[Stored items]
↓

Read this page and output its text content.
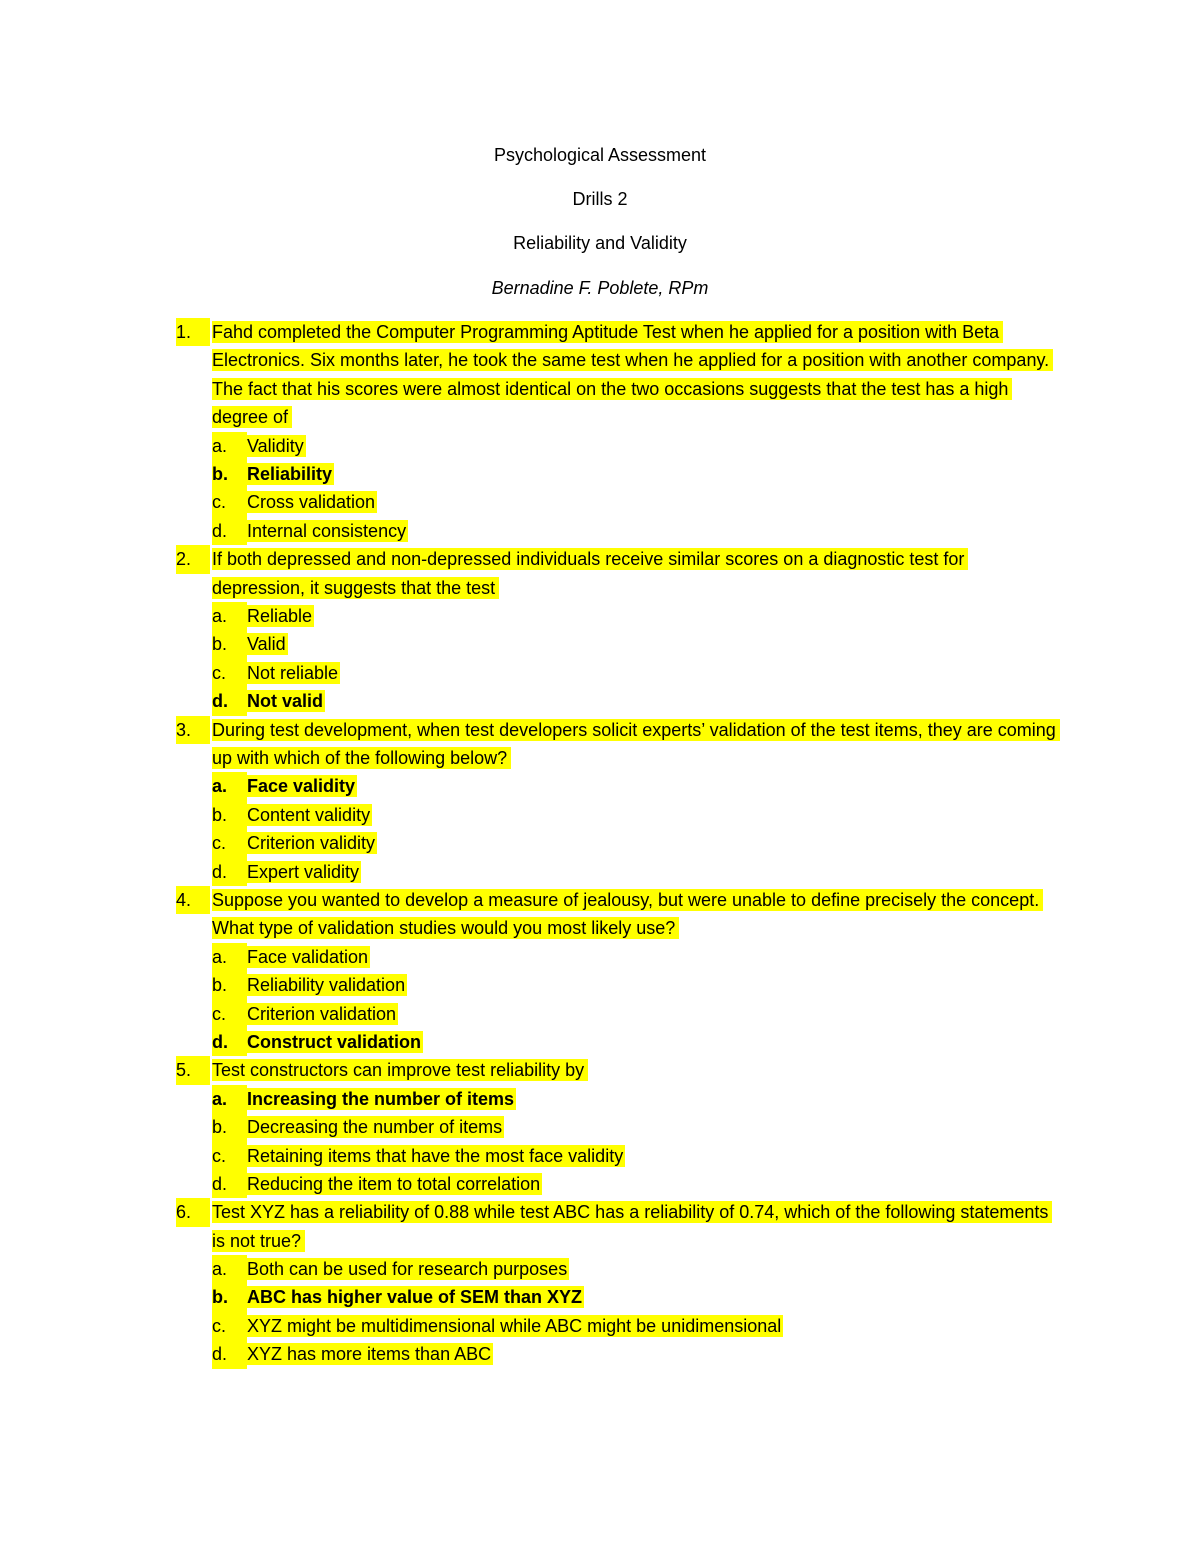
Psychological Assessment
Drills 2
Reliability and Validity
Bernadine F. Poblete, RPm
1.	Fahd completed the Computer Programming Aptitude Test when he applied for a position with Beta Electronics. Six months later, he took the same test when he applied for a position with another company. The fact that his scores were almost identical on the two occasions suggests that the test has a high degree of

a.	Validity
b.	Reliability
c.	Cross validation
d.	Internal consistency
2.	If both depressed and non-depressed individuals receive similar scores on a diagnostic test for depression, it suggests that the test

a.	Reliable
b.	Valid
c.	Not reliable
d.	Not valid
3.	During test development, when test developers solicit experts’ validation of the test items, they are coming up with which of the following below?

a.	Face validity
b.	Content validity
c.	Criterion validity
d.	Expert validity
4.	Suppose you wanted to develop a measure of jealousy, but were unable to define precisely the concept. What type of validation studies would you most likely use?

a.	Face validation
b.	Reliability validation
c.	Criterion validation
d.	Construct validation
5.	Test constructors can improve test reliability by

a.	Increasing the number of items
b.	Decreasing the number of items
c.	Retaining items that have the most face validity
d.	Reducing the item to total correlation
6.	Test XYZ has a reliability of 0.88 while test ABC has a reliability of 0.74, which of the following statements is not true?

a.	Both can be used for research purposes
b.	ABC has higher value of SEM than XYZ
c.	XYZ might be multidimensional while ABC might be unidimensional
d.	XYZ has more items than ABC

↑
↓

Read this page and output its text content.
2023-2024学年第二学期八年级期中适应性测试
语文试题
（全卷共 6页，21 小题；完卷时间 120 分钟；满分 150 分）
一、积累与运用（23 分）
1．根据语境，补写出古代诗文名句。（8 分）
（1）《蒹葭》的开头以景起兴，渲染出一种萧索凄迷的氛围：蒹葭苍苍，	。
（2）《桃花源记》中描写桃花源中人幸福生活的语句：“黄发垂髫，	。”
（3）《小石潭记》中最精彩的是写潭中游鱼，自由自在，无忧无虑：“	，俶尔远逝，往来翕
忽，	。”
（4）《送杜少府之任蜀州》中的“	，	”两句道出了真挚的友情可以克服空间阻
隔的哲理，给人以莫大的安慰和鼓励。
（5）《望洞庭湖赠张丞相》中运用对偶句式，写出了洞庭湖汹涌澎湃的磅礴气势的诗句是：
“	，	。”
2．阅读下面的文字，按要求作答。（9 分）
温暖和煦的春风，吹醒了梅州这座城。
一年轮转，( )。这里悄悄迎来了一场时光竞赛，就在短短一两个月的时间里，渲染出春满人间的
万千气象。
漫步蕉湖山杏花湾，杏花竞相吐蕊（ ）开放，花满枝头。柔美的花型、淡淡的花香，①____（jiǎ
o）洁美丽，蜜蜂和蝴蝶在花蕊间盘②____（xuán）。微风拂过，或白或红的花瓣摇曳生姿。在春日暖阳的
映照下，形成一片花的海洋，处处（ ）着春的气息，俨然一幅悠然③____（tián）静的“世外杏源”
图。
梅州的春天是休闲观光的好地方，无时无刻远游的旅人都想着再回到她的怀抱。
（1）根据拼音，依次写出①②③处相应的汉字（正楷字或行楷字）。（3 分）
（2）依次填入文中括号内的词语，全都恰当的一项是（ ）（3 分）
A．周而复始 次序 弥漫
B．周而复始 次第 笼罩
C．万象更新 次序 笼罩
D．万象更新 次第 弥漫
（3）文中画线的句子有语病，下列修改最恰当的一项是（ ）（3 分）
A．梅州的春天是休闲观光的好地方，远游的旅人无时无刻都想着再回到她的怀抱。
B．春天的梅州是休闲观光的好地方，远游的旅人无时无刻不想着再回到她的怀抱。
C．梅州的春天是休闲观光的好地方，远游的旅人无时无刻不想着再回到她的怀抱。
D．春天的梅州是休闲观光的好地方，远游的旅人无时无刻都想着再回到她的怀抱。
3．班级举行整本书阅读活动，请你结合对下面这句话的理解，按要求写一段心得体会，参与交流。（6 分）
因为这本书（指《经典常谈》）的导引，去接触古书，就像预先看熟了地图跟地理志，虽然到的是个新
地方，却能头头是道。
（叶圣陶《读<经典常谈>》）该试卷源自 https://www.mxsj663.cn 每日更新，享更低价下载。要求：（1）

↑

_TO DO:_ Find how many lines in the records contain the string "than", then give the number alone.

_FINISHED EXERCISE:_ 2